Extract the records below word for word and ignore the images.

** START Dataset records **

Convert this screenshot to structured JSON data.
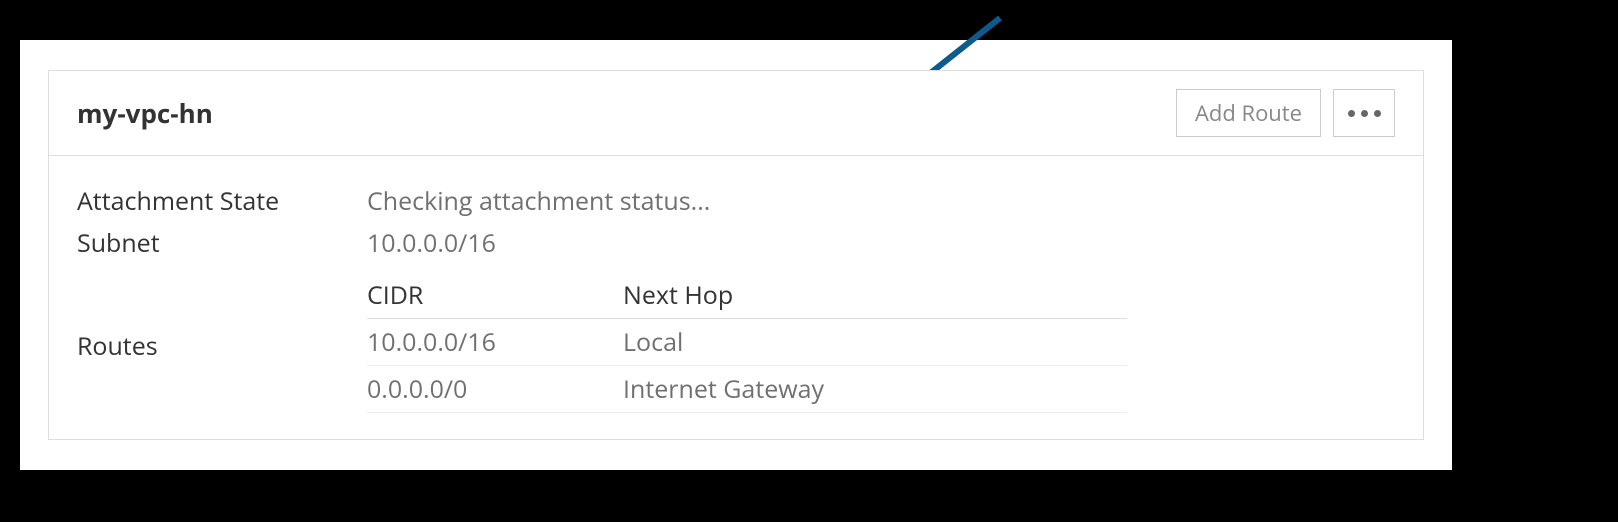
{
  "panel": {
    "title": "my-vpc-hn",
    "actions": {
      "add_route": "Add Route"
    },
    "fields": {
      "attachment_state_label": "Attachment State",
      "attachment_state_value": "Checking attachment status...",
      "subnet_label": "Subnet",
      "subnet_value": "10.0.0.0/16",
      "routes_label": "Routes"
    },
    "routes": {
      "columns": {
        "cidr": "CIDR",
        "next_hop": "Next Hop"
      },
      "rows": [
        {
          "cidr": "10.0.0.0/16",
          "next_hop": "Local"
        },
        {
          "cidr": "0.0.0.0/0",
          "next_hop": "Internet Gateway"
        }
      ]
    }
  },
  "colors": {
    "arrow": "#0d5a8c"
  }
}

** END Dataset records **

* Reply to the exercise *
Convert this screenshot to structured JSON data.
{
  "panel": {
    "title": "my-vpc-hn",
    "actions": {
      "add_route": "Add Route"
    },
    "fields": {
      "attachment_state_label": "Attachment State",
      "attachment_state_value": "Checking attachment status...",
      "subnet_label": "Subnet",
      "subnet_value": "10.0.0.0/16",
      "routes_label": "Routes"
    },
    "routes": {
      "columns": {
        "cidr": "CIDR",
        "next_hop": "Next Hop"
      },
      "rows": [
        {
          "cidr": "10.0.0.0/16",
          "next_hop": "Local"
        },
        {
          "cidr": "0.0.0.0/0",
          "next_hop": "Internet Gateway"
        }
      ]
    }
  },
  "colors": {
    "arrow": "#0d5a8c"
  }
}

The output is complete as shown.